Write out every line below that includes the word "Copy".

DATA IN THIS EXERCISE:
[Begin]
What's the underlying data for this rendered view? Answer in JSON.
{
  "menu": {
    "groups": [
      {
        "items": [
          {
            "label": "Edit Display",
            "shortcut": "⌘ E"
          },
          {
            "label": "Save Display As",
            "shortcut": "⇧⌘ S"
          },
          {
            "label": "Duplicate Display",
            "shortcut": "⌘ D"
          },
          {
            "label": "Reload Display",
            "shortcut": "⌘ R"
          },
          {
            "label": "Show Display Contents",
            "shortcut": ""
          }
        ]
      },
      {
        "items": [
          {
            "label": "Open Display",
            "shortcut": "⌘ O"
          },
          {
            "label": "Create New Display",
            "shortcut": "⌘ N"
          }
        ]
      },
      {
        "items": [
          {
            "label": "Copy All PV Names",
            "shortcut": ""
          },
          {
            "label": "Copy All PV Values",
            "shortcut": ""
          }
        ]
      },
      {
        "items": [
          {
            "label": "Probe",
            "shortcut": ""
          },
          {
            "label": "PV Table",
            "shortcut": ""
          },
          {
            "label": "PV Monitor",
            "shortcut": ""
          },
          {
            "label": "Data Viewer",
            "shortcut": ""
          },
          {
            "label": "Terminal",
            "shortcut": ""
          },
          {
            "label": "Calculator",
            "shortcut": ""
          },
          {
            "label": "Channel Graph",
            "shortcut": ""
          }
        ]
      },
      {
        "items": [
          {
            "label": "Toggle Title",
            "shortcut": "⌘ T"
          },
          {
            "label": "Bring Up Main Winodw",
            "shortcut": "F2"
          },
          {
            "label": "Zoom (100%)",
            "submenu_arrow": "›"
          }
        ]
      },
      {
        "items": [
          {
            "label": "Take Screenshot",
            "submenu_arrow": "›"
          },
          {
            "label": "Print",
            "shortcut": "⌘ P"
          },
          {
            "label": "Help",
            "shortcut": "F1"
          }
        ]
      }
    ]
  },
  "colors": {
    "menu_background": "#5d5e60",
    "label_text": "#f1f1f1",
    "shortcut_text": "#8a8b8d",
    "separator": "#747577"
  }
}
[End]
EXERCISE RESULT:
            "label": "Copy All PV Names",
            "label": "Copy All PV Values",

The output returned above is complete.